Collect every line in the records below that contains the word "tender".
START TASK DATA
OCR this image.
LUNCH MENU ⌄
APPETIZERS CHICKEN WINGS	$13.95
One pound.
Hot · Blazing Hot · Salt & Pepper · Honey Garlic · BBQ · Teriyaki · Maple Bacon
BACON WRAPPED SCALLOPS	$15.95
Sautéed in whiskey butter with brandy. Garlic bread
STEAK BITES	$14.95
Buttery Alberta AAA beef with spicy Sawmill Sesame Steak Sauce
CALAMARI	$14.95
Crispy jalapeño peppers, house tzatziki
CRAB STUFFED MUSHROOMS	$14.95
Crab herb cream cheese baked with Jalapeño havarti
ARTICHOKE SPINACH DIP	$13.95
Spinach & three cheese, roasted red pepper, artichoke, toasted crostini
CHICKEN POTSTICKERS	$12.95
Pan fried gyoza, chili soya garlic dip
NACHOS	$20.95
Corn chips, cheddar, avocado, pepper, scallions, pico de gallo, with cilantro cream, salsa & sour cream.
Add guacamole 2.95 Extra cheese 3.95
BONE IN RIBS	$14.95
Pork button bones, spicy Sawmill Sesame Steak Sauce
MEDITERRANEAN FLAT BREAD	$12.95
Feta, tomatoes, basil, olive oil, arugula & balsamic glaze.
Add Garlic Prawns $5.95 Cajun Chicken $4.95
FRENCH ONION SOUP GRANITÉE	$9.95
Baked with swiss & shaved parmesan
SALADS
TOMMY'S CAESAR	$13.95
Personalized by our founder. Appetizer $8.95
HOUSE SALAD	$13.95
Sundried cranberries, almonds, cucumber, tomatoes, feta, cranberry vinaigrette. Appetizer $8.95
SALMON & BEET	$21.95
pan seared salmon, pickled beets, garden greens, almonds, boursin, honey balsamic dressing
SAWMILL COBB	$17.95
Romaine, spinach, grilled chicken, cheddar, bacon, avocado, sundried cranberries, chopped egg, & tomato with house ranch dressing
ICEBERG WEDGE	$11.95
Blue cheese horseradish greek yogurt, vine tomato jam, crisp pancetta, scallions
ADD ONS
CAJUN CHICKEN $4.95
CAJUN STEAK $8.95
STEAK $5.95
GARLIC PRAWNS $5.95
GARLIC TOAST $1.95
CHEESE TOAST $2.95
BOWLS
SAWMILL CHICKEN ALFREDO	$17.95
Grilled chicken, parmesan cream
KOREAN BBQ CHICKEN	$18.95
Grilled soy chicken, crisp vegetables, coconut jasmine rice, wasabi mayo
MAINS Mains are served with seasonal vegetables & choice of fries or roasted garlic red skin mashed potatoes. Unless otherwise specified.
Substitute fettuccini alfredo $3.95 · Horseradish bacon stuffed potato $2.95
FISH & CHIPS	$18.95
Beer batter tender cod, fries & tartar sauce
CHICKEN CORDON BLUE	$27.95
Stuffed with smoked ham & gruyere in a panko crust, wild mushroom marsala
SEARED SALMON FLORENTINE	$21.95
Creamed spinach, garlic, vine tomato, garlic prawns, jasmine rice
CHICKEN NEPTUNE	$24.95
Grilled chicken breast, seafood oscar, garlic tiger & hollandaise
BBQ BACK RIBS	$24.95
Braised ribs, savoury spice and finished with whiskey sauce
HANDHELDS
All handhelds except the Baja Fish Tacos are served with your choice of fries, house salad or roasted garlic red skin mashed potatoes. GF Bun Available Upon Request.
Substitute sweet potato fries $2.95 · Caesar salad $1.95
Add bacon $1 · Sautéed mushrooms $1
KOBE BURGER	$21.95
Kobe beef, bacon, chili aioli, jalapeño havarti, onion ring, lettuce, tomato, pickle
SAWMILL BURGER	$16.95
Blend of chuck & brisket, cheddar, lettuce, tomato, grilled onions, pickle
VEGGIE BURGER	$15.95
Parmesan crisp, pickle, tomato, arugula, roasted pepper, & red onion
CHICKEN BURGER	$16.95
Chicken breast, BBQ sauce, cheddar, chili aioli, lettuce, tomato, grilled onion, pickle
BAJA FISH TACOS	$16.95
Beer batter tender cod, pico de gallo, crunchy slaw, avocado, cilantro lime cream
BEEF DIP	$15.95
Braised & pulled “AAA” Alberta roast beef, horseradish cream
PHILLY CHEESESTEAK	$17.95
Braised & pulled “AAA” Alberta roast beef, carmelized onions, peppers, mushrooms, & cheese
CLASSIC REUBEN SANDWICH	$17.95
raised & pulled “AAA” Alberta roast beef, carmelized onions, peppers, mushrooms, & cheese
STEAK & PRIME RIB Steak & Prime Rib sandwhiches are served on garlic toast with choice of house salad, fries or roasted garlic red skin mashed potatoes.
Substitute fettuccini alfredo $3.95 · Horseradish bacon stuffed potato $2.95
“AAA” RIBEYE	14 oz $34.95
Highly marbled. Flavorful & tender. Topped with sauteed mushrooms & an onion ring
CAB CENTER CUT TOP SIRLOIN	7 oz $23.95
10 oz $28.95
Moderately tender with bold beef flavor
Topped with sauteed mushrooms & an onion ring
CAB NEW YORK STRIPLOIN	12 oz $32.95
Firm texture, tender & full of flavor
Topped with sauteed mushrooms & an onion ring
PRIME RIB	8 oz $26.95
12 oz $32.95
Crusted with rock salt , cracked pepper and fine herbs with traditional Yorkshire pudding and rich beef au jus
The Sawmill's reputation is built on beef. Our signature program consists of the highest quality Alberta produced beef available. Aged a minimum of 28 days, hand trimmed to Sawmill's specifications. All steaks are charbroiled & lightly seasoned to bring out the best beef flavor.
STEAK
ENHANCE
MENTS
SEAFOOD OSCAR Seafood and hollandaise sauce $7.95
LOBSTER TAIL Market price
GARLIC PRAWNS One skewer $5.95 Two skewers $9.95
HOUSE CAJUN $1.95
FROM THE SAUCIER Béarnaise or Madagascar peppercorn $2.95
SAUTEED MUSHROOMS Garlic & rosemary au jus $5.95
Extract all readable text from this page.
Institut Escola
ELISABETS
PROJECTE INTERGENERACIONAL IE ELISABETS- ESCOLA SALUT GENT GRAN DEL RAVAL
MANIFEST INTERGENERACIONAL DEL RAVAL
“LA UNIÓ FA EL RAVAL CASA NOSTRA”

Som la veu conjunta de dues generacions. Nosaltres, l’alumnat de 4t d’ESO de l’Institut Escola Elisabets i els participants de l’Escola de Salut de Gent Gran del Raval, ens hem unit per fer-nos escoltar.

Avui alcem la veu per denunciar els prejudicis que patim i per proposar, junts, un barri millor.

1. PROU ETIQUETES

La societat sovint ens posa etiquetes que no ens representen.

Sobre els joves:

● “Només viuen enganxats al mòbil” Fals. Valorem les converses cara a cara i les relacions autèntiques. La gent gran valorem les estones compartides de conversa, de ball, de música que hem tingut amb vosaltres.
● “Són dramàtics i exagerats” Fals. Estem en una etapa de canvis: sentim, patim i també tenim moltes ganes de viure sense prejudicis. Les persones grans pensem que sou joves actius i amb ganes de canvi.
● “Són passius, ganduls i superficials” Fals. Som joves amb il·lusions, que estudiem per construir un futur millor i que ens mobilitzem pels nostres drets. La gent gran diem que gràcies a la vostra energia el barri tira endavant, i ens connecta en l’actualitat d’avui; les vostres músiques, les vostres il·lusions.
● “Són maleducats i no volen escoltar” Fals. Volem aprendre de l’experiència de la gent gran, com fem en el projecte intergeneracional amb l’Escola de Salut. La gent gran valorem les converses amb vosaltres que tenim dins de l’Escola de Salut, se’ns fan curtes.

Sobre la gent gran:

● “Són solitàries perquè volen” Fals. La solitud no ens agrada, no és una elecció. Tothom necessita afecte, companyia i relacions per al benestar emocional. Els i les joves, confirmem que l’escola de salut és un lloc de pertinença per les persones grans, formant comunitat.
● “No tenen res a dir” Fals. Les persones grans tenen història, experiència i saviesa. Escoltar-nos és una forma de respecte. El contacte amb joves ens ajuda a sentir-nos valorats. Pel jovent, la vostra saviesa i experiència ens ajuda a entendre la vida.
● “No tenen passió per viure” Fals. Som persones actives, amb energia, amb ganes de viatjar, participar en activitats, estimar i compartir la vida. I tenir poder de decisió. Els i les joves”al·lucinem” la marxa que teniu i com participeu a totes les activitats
END TASK DATA
RESPONSE TO THIS EXERCISE
Beer batter tender cod, fries & tartar sauce
Beer batter tender cod, pico de gallo, crunchy slaw, avocado, cilantro lime cream
Highly marbled. Flavorful & tender. Topped with sauteed mushrooms & an onion ring
Moderately tender with bold beef flavor
Firm texture, tender & full of flavor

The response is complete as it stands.